• Given task: Transcribe exactly the lines from the one holding "Extract the structured" to the end of the data below, including both of those lines and no others.

━━━ Information given

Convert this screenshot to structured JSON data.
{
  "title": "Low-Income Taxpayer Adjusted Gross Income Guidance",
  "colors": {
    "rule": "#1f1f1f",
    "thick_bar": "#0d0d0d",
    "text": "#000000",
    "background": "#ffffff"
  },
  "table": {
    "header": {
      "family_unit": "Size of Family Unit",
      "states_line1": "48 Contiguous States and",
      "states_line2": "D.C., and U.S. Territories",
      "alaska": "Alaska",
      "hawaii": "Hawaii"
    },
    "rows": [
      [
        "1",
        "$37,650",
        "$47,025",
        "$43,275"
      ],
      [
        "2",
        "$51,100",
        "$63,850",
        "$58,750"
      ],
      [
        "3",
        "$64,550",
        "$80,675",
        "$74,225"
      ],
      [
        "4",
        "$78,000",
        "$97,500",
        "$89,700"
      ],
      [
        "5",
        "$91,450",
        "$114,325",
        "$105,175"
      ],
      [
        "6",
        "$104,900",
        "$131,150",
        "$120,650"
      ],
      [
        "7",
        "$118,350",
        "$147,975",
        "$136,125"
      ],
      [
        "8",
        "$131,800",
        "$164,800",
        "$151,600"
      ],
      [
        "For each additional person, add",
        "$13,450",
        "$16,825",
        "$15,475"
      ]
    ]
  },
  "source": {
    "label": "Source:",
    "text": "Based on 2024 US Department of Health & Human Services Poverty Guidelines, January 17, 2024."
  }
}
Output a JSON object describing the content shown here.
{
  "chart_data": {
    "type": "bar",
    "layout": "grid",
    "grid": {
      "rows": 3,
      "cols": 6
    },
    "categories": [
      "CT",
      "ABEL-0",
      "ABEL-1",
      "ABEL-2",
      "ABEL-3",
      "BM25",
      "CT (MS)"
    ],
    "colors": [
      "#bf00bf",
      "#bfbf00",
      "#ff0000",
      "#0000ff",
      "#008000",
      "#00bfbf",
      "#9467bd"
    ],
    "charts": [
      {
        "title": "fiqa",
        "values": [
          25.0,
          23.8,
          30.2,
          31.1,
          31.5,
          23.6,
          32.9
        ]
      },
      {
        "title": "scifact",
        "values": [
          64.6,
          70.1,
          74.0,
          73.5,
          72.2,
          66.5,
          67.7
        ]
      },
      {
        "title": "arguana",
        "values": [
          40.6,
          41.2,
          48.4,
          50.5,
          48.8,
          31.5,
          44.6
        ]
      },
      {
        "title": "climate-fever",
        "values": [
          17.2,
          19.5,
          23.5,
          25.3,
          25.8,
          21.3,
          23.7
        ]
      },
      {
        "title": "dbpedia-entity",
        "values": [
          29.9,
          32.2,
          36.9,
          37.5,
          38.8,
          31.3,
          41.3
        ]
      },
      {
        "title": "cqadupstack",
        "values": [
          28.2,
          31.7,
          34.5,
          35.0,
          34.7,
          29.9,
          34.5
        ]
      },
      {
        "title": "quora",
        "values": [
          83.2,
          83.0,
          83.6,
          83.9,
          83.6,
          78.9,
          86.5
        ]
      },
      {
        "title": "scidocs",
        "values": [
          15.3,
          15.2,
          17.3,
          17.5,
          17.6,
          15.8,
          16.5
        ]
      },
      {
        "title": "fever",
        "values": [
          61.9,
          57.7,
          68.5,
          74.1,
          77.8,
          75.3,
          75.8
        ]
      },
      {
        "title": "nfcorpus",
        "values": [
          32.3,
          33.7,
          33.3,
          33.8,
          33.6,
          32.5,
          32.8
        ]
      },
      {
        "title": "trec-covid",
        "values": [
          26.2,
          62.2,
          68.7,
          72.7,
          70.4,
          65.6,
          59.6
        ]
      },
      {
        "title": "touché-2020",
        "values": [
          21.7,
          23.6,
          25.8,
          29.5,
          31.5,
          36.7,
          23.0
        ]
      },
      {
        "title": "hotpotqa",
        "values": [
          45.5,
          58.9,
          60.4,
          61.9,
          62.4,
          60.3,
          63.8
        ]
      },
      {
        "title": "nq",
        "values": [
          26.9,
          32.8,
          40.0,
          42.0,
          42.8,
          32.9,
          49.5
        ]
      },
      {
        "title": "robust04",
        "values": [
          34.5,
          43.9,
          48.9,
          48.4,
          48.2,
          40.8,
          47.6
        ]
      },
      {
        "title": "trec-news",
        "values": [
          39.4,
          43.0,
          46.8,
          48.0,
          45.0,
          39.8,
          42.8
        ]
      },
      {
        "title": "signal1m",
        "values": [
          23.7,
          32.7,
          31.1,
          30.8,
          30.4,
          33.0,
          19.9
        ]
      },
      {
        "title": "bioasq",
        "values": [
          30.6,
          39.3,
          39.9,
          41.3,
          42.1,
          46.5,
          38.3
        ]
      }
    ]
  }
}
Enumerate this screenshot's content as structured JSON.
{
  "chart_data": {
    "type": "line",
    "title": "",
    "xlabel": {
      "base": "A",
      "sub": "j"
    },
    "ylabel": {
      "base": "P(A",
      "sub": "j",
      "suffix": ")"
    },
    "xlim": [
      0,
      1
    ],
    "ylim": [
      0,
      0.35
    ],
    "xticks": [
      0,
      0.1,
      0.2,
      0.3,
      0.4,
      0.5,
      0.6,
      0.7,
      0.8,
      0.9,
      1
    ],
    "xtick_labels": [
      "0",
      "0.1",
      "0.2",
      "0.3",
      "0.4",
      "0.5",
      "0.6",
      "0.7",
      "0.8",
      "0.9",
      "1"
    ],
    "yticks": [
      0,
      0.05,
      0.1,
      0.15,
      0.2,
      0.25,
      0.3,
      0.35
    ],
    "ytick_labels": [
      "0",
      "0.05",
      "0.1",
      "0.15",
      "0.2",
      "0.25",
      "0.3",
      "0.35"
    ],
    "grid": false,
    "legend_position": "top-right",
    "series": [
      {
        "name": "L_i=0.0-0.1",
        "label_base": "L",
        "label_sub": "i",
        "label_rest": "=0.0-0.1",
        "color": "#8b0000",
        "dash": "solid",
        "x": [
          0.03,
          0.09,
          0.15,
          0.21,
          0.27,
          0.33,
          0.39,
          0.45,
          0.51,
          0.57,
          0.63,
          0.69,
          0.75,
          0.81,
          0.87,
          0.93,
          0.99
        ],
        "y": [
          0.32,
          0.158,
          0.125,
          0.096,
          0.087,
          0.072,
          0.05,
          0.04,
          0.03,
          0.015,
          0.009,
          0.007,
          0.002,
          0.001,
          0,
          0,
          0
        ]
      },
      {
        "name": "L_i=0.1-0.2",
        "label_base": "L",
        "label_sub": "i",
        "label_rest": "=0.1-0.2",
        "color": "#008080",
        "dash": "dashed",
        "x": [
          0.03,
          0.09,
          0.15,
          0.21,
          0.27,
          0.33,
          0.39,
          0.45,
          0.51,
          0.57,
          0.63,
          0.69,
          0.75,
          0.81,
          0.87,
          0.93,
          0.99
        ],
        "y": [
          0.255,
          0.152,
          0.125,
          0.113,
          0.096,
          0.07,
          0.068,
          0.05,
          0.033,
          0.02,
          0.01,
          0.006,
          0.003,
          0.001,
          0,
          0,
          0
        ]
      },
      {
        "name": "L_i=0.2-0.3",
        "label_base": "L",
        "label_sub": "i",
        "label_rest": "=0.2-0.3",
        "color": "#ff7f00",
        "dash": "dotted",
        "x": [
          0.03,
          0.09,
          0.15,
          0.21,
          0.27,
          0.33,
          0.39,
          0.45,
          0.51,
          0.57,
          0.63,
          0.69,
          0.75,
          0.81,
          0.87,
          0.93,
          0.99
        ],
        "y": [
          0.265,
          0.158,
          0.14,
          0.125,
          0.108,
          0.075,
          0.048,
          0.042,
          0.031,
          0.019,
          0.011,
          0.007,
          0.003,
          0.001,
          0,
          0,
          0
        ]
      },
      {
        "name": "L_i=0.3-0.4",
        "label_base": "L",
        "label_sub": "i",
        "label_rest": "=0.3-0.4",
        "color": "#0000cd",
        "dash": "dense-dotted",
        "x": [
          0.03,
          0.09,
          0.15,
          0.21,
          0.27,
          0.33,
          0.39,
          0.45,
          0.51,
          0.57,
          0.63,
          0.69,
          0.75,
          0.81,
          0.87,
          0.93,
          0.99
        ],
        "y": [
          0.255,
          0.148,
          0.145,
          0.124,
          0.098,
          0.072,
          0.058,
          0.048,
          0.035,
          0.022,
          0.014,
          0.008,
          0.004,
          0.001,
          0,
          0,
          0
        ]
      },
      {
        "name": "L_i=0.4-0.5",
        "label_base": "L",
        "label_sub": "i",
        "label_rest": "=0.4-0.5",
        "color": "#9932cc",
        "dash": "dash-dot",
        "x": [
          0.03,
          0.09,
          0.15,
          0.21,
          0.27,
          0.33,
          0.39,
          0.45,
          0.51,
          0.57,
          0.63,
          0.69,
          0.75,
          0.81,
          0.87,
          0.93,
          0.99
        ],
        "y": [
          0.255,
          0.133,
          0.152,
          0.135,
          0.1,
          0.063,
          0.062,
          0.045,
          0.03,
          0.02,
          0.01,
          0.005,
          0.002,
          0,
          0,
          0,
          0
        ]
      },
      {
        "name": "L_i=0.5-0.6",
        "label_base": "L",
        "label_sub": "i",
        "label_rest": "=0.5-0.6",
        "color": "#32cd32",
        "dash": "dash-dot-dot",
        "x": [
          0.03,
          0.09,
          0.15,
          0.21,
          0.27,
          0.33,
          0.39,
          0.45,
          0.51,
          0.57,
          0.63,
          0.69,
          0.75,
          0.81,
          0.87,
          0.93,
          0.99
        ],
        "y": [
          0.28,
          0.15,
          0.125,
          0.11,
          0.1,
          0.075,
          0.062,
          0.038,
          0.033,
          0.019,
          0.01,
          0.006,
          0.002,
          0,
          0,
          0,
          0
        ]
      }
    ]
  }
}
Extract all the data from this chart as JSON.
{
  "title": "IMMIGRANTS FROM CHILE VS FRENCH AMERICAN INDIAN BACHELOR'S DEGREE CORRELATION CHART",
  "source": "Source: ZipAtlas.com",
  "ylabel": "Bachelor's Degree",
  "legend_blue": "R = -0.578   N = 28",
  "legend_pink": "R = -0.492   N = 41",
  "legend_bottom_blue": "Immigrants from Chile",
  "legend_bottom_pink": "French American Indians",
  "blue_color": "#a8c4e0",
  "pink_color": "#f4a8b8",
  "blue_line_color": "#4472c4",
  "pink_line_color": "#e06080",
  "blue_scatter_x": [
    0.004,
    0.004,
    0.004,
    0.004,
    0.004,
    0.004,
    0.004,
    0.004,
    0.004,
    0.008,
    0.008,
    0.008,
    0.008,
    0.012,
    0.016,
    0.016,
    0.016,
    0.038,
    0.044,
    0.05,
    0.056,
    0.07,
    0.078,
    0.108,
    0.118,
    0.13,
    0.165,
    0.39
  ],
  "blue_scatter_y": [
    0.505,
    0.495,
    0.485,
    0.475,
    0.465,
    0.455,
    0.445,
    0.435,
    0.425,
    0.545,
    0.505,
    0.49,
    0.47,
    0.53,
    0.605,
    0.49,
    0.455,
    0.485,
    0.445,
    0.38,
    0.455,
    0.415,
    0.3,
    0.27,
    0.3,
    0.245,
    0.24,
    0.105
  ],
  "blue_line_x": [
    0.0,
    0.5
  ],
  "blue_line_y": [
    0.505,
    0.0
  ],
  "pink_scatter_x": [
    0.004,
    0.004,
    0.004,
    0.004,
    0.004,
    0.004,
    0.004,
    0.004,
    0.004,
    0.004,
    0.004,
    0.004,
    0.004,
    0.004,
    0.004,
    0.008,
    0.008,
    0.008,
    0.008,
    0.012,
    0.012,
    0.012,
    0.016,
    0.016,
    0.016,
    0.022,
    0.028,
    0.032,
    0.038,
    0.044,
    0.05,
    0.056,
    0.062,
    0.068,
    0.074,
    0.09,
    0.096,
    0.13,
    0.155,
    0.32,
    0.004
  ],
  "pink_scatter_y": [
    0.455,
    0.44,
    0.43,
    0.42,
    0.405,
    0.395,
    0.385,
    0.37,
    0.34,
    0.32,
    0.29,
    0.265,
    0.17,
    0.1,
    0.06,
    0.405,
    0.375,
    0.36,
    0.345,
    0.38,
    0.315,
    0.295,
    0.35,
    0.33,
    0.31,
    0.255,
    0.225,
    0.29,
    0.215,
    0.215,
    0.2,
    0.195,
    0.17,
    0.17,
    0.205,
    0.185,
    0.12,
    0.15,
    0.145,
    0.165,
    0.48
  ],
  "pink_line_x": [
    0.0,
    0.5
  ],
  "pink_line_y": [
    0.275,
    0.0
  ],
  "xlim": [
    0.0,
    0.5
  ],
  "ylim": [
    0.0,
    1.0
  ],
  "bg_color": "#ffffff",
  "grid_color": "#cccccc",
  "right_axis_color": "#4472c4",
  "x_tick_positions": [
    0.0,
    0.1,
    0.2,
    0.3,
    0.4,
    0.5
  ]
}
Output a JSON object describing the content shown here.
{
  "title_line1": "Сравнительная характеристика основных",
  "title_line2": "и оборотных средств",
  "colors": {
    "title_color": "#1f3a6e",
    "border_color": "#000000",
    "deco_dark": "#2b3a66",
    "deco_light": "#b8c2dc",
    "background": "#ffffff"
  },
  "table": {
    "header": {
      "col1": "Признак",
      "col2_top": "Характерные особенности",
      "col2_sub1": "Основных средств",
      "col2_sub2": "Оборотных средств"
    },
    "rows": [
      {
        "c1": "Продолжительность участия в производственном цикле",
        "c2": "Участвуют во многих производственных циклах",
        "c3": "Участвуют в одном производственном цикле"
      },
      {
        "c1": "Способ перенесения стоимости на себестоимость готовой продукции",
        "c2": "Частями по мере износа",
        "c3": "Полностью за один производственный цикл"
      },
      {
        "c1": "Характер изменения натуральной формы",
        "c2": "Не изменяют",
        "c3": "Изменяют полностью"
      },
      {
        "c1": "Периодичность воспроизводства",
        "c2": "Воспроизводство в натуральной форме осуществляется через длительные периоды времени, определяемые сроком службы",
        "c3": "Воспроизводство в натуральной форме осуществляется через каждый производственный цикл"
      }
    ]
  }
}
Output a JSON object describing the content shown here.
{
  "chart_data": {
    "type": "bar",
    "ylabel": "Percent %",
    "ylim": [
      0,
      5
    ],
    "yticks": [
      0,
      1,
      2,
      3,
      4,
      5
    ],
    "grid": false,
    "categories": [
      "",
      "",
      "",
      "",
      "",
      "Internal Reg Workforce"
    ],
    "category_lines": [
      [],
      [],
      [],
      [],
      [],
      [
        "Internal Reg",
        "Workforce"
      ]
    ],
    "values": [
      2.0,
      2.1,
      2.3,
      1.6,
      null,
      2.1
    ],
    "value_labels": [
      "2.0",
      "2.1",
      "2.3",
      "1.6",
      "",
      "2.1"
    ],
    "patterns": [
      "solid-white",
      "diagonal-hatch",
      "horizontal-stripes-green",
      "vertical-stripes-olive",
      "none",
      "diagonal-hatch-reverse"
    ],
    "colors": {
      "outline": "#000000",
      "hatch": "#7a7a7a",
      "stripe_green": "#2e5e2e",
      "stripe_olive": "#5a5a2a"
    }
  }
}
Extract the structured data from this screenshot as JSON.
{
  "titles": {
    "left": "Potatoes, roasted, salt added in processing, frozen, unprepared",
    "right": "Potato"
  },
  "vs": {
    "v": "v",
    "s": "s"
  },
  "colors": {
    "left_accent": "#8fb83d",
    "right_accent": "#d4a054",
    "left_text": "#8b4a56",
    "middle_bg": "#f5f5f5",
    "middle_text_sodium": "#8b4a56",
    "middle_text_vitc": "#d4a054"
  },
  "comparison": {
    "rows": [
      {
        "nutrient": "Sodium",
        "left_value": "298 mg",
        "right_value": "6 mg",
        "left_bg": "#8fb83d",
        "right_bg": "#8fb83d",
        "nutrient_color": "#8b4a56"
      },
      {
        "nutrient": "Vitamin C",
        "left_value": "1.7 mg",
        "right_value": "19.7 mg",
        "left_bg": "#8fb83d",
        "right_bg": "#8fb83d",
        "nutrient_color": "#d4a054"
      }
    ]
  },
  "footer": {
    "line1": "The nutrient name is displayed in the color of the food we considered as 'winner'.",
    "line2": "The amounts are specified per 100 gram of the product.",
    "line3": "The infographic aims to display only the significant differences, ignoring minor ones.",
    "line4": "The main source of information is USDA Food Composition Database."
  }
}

━━━━━━

• Problem solution:
Extract the structured data from this screenshot as JSON.
{
  "titles": {
    "left": "Potatoes, roasted, salt added in processing, frozen, unprepared",
    "right": "Potato"
  },
  "vs": {
    "v": "v",
    "s": "s"
  },
  "colors": {
    "left_accent": "#8fb83d",
    "right_accent": "#d4a054",
    "left_text": "#8b4a56",
    "middle_bg": "#f5f5f5",
    "middle_text_sodium": "#8b4a56",
    "middle_text_vitc": "#d4a054"
  },
  "comparison": {
    "rows": [
      {
        "nutrient": "Sodium",
        "left_value": "298 mg",
        "right_value": "6 mg",
        "left_bg": "#8fb83d",
        "right_bg": "#8fb83d",
        "nutrient_color": "#8b4a56"
      },
      {
        "nutrient": "Vitamin C",
        "left_value": "1.7 mg",
        "right_value": "19.7 mg",
        "left_bg": "#8fb83d",
        "right_bg": "#8fb83d",
        "nutrient_color": "#d4a054"
      }
    ]
  },
  "footer": {
    "line1": "The nutrient name is displayed in the color of the food we considered as 'winner'.",
    "line2": "The amounts are specified per 100 gram of the product.",
    "line3": "The infographic aims to display only the significant differences, ignoring minor ones.",
    "line4": "The main source of information is USDA Food Composition Database."
  }
}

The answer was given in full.